----- Provided data

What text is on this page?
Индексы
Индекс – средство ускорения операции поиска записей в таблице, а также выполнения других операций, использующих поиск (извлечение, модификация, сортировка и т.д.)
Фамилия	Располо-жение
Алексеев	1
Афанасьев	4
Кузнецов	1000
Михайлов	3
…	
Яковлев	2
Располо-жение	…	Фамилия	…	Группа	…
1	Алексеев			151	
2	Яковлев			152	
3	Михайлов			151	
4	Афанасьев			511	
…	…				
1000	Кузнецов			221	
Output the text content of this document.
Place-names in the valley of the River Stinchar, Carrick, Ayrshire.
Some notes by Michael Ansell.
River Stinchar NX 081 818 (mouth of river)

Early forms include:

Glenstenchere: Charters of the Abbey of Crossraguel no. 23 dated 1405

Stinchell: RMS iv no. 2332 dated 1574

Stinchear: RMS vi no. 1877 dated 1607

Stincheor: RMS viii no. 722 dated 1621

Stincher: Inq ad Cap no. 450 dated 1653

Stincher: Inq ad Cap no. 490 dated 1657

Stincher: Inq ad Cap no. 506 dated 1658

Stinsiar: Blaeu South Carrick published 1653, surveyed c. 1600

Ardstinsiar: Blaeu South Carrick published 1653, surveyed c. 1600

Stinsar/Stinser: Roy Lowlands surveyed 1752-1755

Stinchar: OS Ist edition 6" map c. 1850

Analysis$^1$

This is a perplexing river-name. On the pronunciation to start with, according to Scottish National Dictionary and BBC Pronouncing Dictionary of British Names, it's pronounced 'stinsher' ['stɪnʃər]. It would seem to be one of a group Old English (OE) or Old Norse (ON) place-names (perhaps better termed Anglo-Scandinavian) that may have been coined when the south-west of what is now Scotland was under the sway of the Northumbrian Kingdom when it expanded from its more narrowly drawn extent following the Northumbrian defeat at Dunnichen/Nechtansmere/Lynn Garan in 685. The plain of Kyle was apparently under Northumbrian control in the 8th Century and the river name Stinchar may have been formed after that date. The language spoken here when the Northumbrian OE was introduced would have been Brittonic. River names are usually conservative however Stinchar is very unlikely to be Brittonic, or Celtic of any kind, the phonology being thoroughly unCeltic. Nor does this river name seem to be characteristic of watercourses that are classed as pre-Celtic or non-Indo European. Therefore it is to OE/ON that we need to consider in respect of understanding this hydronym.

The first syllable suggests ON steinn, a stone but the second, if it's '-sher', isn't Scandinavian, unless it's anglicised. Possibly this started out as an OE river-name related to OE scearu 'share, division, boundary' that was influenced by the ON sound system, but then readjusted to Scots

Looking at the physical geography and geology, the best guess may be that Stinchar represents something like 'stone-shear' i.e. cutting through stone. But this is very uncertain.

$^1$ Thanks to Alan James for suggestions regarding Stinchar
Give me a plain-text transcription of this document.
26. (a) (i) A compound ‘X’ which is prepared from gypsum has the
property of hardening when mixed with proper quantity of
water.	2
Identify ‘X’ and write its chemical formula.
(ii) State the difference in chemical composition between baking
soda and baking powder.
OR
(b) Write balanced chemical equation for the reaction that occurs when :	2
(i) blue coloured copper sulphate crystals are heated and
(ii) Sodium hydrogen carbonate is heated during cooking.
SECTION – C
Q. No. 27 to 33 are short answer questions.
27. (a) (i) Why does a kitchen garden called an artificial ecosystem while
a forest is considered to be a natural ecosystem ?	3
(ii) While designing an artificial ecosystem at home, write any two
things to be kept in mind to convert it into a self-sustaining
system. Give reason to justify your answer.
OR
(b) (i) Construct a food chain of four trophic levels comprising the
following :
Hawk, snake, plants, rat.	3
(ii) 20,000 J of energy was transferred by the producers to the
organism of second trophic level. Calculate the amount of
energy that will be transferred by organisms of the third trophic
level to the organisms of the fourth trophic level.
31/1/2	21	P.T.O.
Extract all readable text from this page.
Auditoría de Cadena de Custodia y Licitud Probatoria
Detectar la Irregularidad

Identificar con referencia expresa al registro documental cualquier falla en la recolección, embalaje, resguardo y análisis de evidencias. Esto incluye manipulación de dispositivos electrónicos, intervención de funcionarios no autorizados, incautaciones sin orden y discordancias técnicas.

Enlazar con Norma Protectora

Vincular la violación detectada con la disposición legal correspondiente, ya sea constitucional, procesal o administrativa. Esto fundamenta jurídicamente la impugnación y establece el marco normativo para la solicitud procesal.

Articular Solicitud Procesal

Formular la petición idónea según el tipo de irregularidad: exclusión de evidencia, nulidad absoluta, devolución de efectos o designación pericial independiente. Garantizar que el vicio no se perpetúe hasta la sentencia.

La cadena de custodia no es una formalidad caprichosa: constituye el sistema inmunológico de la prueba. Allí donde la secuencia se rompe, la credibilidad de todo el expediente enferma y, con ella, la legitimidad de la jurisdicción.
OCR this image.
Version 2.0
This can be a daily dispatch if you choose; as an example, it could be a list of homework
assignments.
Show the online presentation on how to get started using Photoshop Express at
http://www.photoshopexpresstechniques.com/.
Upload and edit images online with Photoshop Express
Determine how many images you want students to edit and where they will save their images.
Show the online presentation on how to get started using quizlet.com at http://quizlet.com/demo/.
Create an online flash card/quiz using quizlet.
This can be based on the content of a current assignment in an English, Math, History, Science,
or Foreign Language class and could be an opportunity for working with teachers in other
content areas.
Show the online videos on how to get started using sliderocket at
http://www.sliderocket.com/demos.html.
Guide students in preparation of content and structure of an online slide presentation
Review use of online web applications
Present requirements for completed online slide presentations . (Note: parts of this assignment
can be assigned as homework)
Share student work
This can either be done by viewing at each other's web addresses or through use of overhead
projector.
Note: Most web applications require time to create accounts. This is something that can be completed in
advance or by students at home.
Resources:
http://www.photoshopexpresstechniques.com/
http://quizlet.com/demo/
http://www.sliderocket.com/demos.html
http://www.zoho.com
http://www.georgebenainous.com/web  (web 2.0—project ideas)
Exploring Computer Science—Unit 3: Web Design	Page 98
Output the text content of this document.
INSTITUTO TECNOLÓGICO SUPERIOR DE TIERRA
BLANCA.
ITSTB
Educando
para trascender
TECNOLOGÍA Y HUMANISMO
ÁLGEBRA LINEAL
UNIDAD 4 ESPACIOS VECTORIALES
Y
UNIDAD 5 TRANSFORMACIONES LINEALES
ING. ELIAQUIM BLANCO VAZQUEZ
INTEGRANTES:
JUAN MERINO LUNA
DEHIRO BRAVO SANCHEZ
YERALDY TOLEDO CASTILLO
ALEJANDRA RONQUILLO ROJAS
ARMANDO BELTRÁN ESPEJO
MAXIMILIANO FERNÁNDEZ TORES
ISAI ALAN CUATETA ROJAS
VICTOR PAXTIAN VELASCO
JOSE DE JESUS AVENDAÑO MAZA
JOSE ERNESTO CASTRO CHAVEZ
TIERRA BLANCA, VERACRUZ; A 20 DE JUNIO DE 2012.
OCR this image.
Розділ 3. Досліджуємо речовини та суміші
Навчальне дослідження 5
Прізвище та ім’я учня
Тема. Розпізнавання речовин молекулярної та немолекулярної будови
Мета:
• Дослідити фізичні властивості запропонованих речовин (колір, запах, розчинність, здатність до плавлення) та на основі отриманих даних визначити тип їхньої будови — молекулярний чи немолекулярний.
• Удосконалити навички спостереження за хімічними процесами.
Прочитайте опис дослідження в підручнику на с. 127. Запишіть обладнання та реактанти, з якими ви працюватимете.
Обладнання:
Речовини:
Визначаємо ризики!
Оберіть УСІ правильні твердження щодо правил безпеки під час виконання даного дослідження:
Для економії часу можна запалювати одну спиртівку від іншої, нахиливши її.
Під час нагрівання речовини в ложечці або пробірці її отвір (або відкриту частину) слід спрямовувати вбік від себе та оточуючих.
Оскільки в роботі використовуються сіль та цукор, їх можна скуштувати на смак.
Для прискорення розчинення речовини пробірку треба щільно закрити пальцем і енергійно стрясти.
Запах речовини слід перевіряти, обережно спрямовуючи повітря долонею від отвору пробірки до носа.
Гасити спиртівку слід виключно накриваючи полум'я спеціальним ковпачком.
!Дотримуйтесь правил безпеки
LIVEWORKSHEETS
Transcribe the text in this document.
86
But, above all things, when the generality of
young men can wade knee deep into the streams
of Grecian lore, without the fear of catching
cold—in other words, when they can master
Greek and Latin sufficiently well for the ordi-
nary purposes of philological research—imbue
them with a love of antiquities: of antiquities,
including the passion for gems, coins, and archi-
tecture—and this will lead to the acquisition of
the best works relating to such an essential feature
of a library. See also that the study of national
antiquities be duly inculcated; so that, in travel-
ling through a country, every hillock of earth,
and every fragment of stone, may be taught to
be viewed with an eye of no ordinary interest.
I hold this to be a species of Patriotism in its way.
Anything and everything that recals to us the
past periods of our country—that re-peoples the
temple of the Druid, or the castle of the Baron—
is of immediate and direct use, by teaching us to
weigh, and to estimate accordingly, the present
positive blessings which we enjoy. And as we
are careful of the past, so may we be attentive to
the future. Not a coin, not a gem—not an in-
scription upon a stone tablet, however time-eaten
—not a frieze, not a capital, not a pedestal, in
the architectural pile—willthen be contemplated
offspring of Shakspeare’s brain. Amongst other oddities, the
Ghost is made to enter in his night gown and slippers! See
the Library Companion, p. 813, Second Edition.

----------

▶ [Given request] Single out each line of the records above with the string "antiquities" in it, and copy it.

▶ [Exercise result]
them with a love of antiquities: of antiquities,
antiquities be duly inculcated; so that, in travel-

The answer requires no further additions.